* _Exercise details_: Copy out each line below exactly as it appears.

begin Supplied material

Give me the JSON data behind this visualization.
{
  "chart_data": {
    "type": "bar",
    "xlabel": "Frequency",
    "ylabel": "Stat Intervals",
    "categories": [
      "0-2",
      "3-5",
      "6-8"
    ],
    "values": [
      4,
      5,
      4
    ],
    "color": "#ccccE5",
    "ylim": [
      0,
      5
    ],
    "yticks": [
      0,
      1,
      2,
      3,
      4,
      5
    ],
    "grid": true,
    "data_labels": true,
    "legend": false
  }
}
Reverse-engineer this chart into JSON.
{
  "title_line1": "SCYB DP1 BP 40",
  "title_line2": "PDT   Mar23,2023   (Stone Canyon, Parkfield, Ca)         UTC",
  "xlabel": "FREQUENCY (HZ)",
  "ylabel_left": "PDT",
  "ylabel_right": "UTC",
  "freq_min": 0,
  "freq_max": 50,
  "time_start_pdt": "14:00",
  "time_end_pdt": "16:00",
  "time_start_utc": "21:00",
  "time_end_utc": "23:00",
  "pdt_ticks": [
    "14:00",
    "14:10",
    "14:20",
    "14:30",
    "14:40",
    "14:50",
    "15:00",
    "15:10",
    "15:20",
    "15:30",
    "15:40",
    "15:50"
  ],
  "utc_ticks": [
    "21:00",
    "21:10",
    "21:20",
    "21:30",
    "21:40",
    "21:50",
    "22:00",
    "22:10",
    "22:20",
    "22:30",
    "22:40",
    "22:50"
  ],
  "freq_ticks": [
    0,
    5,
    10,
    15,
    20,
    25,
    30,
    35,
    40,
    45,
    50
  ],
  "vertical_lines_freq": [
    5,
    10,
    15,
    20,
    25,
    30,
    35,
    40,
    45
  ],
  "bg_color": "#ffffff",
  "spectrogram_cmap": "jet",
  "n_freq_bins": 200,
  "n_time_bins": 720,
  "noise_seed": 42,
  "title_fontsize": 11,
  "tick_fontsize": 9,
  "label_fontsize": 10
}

end Supplied material

* _Result of this exercise_:
Give me the JSON data behind this visualization.
{
  "chart_data": {
    "type": "bar",
    "xlabel": "Frequency",
    "ylabel": "Stat Intervals",
    "categories": [
      "0-2",
      "3-5",
      "6-8"
    ],
    "values": [
      4,
      5,
      4
    ],
    "color": "#ccccE5",
    "ylim": [
      0,
      5
    ],
    "yticks": [
      0,
      1,
      2,
      3,
      4,
      5
    ],
    "grid": true,
    "data_labels": true,
    "legend": false
  }
}
Reverse-engineer this chart into JSON.
{
  "title_line1": "SCYB DP1 BP 40",
  "title_line2": "PDT   Mar23,2023   (Stone Canyon, Parkfield, Ca)         UTC",
  "xlabel": "FREQUENCY (HZ)",
  "ylabel_left": "PDT",
  "ylabel_right": "UTC",
  "freq_min": 0,
  "freq_max": 50,
  "time_start_pdt": "14:00",
  "time_end_pdt": "16:00",
  "time_start_utc": "21:00",
  "time_end_utc": "23:00",
  "pdt_ticks": [
    "14:00",
    "14:10",
    "14:20",
    "14:30",
    "14:40",
    "14:50",
    "15:00",
    "15:10",
    "15:20",
    "15:30",
    "15:40",
    "15:50"
  ],
  "utc_ticks": [
    "21:00",
    "21:10",
    "21:20",
    "21:30",
    "21:40",
    "21:50",
    "22:00",
    "22:10",
    "22:20",
    "22:30",
    "22:40",
    "22:50"
  ],
  "freq_ticks": [
    0,
    5,
    10,
    15,
    20,
    25,
    30,
    35,
    40,
    45,
    50
  ],
  "vertical_lines_freq": [
    5,
    10,
    15,
    20,
    25,
    30,
    35,
    40,
    45
  ],
  "bg_color": "#ffffff",
  "spectrogram_cmap": "jet",
  "n_freq_bins": 200,
  "n_time_bins": 720,
  "noise_seed": 42,
  "title_fontsize": 11,
  "tick_fontsize": 9,
  "label_fontsize": 10
}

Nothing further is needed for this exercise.